任务列表.
a. 在下文关于乳腺癌转移纳米递药系统的研究摘要中，纳米粒在肿瘤弱酸性微环境中解离后，会激活PPa的哪两种性质？
b. 请紧接下文关于乳腺癌转移纳米递药系统的研究摘要的最后一句续写。

肿瘤微环境自适性纳米递药系统抗乳腺癌转移及其作用机制研究

Cancer metastasis is one of the major challenges for breast cancer therapy. It is highly desirable to develop novel nanodrug carriers for treating metastatic breast cancer. In this project, we will design and construct a novel tumoral acidic and enzymatic microenvironment adaptable nanosized drug delivery system (NDDS) for combination treatment of the metastatic breast tumor. First, a photosensitizer pyropheophorbide A (PPa)-conjugated poly(ethylene glycol)-block-poly (2-(hexamethyleneimino) ethyl methacrylate) (PEG-b-PHMA) diblock copolymer, and an polymeric prodrug of doxorubicin (DOX) with iRGD modification will be synthesized, respectively. Afterwards, iRGD-modified DOX prodrug and PPa-conjugated PEG-b-PHMA diblock copolymer will be used for preparation of the self-assembled nanoparticles (NPs) with core-shell structure. Upon intratumoral accumulation through the enhanced penetration and retention (“EPR”) effect, the NPs will be dissociated in the tumoral weakly acidic microenvironment to activate the fluorescence and photodynamic properties of PPa, which can be used for fluorescence imaging and photodynamic therapy. iRGD and DOX will be liberated from the polymeric chain via matrix metalloproteinase-2/9 (MMP-2/9)-mediated cleavage of the PLGLAG spacer. iRGD can facilitate tumor penetration and cellular uptake of DOX, thus improve the therapy effect of combination photodynamic (PDT) and chemotherapy. The NDDS proposed in this study is of high novelty and great significance. It might provide novel insights for developing novel nanosized drug delivery systems for highly efficient treatment of the metastatic breast cancer.

提取条目.
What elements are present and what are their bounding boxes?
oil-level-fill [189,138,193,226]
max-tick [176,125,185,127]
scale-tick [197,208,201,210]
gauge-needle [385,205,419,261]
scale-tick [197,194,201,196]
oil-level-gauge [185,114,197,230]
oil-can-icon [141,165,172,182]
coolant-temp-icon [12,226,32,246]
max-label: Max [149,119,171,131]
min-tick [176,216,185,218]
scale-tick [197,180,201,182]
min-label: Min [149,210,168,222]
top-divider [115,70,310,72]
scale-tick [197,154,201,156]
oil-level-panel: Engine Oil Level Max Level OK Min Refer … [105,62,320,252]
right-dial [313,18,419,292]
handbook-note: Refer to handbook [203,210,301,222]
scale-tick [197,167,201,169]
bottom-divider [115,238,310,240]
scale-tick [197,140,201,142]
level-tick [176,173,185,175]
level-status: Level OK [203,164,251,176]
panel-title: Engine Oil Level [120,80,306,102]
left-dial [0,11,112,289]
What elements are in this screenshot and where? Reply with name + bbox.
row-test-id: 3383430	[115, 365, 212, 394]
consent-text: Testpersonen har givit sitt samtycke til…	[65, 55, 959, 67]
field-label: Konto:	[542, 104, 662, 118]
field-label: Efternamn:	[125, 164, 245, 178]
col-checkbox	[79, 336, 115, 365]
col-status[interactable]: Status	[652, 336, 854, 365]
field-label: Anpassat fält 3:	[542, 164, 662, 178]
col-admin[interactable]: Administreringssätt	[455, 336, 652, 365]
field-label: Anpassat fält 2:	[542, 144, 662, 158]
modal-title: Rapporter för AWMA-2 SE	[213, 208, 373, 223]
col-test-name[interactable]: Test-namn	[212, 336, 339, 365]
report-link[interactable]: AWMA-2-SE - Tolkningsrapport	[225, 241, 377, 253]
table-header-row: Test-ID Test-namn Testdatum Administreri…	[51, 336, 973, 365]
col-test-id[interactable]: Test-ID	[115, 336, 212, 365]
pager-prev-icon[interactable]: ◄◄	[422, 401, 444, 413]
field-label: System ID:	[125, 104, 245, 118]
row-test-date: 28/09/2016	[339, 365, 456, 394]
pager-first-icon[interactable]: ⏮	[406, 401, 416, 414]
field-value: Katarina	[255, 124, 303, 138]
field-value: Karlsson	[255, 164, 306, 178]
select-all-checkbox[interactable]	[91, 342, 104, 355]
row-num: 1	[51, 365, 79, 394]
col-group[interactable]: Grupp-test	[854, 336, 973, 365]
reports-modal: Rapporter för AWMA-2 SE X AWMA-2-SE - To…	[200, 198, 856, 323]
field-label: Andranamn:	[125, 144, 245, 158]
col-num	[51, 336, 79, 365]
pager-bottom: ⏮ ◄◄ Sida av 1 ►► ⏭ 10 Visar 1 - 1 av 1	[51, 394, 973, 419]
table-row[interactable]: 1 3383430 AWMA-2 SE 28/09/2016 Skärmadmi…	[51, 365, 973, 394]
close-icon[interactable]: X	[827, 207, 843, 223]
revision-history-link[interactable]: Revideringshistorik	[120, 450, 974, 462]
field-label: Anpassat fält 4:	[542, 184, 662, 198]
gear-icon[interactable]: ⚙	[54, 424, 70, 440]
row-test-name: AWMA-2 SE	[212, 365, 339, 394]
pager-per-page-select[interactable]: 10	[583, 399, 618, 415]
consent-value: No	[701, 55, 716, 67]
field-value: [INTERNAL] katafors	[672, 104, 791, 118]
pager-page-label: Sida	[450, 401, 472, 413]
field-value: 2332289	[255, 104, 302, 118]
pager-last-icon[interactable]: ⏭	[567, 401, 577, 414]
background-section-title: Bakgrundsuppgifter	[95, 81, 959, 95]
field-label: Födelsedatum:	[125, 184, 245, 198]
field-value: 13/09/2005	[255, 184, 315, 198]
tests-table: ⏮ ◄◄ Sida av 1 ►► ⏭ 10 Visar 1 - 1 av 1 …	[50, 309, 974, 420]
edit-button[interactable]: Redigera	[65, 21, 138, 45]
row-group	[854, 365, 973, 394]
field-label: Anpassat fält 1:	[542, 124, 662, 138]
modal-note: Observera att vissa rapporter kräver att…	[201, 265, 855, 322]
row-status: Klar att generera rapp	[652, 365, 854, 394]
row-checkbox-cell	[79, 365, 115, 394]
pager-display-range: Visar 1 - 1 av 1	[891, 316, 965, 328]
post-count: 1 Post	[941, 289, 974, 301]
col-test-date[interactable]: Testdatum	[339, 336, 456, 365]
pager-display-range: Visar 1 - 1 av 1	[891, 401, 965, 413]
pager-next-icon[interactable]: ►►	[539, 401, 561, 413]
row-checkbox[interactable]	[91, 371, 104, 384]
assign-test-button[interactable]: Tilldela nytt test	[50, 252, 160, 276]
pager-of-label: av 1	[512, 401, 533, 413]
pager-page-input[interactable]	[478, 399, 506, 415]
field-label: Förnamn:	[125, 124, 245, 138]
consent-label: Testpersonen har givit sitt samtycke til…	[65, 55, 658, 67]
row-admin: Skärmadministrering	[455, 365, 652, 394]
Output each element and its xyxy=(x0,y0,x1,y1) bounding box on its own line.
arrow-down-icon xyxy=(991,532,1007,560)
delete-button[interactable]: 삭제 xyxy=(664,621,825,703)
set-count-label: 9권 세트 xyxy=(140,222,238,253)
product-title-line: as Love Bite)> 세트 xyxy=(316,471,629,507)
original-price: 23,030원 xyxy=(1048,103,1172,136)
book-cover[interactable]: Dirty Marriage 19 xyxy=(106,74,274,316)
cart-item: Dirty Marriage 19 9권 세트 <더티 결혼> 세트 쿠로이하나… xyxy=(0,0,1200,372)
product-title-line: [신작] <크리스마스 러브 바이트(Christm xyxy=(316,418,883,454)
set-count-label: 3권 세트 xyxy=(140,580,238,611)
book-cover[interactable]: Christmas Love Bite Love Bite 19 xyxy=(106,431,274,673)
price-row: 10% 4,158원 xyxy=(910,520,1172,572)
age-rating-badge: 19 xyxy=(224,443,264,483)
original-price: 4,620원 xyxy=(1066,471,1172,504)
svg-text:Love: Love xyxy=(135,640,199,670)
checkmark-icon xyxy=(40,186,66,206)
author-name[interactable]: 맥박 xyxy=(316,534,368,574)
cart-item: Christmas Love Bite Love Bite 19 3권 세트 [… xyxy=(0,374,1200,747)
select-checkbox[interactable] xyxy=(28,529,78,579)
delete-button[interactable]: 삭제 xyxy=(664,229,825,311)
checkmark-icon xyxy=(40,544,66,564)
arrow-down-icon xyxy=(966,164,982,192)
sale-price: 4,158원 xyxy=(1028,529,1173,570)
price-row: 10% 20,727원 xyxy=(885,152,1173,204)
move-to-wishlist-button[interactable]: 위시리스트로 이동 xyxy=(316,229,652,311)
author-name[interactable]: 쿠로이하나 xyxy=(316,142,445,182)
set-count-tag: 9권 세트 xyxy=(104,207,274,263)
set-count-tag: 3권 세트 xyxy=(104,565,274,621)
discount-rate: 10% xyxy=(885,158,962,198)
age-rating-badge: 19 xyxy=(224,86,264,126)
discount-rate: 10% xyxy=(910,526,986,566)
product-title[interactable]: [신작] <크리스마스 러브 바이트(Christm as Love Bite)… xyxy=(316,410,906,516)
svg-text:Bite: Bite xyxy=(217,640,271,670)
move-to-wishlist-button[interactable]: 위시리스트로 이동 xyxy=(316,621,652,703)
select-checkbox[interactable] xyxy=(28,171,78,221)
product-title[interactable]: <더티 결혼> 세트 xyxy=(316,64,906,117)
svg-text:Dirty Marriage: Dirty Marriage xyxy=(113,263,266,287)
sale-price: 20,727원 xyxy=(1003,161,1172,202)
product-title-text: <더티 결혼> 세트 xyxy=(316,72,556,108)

练习答案.
a. 荧光性质和光动力性质。

b.
肿瘤转移是乳腺癌治疗最大挑战。发展转移性肿瘤特异性药物载体是乳腺癌治疗领域极具挑战性和紧迫性的重要研究课题。本项目将在前期基础上，设计、构建具有肿瘤微环境自适应功能的新型纳米载药系统抗乳腺癌转移。拟合成焦脱镁叶绿酸A（PPa）修饰聚乙二醇-聚甲基丙烯酸六亚甲二胺基乙酯（PEG-b-PHMA）两嵌段共聚物和寡肽连接的iRGD-阿霉素大分子前药，并构建自组装纳米粒。该纳米粒具有肿瘤微酸性和MMP酶环境双重响应特性，可在转移性肿瘤间隙发生快速构型转变，释放化疗药物，延长药物瘤体滞留时间并克服肿瘤生理屏障，发挥主动瘤体渗透功能。将采用多种表征手段评价其理化特性，利用乳腺癌细胞、原位及转移瘤模型明确自组装纳米粒的化学构成与其抑制肿瘤细胞增殖，抗肿瘤生长和转移等生物活性间的构效关系，并从分子、细胞及组织水平揭示其抗肿瘤转移作用机制。该研究有望为发展高效抗乳腺癌转移纳米载体系统奠定基础。

本项目主要发展了转移性肿瘤特异性药物载体，借助肿瘤微环境微酸性和基质金属蛋白酶2的存在条件，设计并构建了具有肿瘤微环境自适应功能的新型纳米载药系统，克服肿瘤生理屏障以延长药物在瘤内的滞留时间，增加肿瘤细胞对抗肿瘤药物的摄取，以对抗乳腺癌转移。受项目资助，我们筛选出由光敏剂Ce6修饰的聚乙二醇-聚甲基丙烯酸六亚甲二胺基乙酯（PEG-b-PHMA-Ce6）与iRGD靶向肽所修饰阿霉素大分子前药自组装所形成的纳米粒，确定了其对肿瘤微环境中微酸性环境与MMP2的响应能力，及肿瘤细胞对药物摄取的增加，有效改善了光动力与化疗等对转移性肿瘤的联合治疗效果。项目负责人共发表标注基金号期刊论文22篇，其中SCI论文20篇，影响因子>10的论文12篇，包括SCI Immunol，Nat Commun, Adv Mater, Adv Funct Mater, Nano Lett和Small等免疫学和纳米生物学领域权威期刊，并申请中国发明专利8件。项目执行期间，项目负责人入选科技部中青年科技创新领军人才（2017），中科院青年创新人才促进会优秀会员（2018），获中国药学会-赛诺菲青年生物药物奖（2017）。共培养硕士研究生3名，博士研究生4名，其中4人获得研究生国家奖学金。超额完成项目规定的各项考核指标。本项目的研究成果有望对提升我国转移性肿瘤治疗领域的研究水平和和国际竞争力起到一定推动作用。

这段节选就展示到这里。